# WHAT YOU SHOULD DO:
Reproduce the material word for word; the images stay out.
═════ MATERIAL PROVIDED ═════
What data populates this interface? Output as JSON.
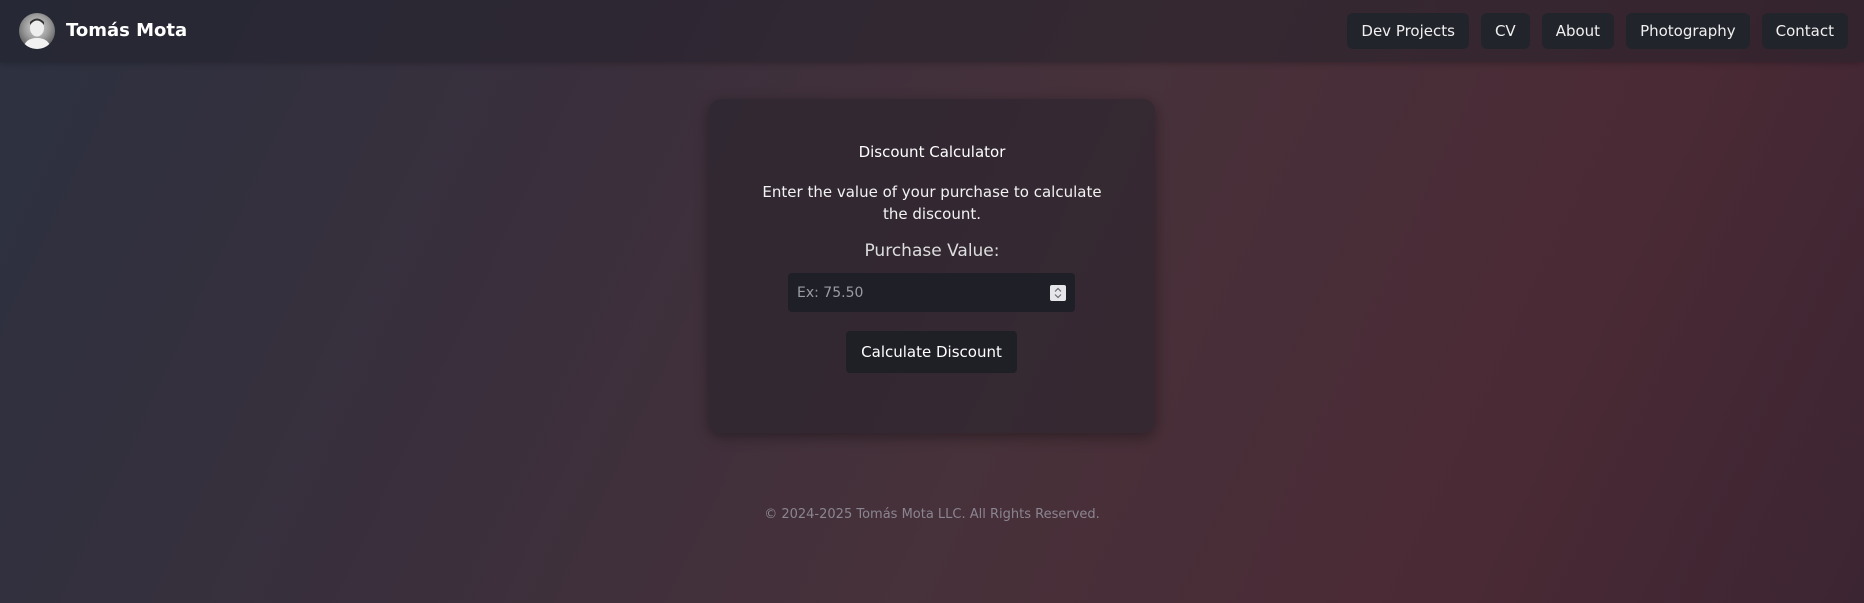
{
  "header": {
    "brand": "Tomás Mota",
    "avatar_icon": "person-avatar-icon",
    "nav": [
      {
        "label": "Dev Projects"
      },
      {
        "label": "CV"
      },
      {
        "label": "About"
      },
      {
        "label": "Photography"
      },
      {
        "label": "Contact"
      }
    ]
  },
  "calculator": {
    "title": "Discount Calculator",
    "description": "Enter the value of your purchase to calculate the discount.",
    "label": "Purchase Value:",
    "input_value": "",
    "placeholder": "Ex: 75.50",
    "spinner_icon": "number-spinner-icon",
    "button": "Calculate Discount"
  },
  "footer": {
    "copyright": "© 2024-2025 Tomás Mota LLC. All Rights Reserved."
  },
  "colors": {
    "nav_bg": "#22242c",
    "card_bg": "#2a2530",
    "input_bg": "#1f1f27",
    "button_bg": "#1f1f26"
  }
}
═════
# EXERCISE RESULT:
What data populates this interface? Output as JSON.
{
  "header": {
    "brand": "Tomás Mota",
    "avatar_icon": "person-avatar-icon",
    "nav": [
      {
        "label": "Dev Projects"
      },
      {
        "label": "CV"
      },
      {
        "label": "About"
      },
      {
        "label": "Photography"
      },
      {
        "label": "Contact"
      }
    ]
  },
  "calculator": {
    "title": "Discount Calculator",
    "description": "Enter the value of your purchase to calculate the discount.",
    "label": "Purchase Value:",
    "input_value": "",
    "placeholder": "Ex: 75.50",
    "spinner_icon": "number-spinner-icon",
    "button": "Calculate Discount"
  },
  "footer": {
    "copyright": "© 2024-2025 Tomás Mota LLC. All Rights Reserved."
  },
  "colors": {
    "nav_bg": "#22242c",
    "card_bg": "#2a2530",
    "input_bg": "#1f1f27",
    "button_bg": "#1f1f26"
  }
}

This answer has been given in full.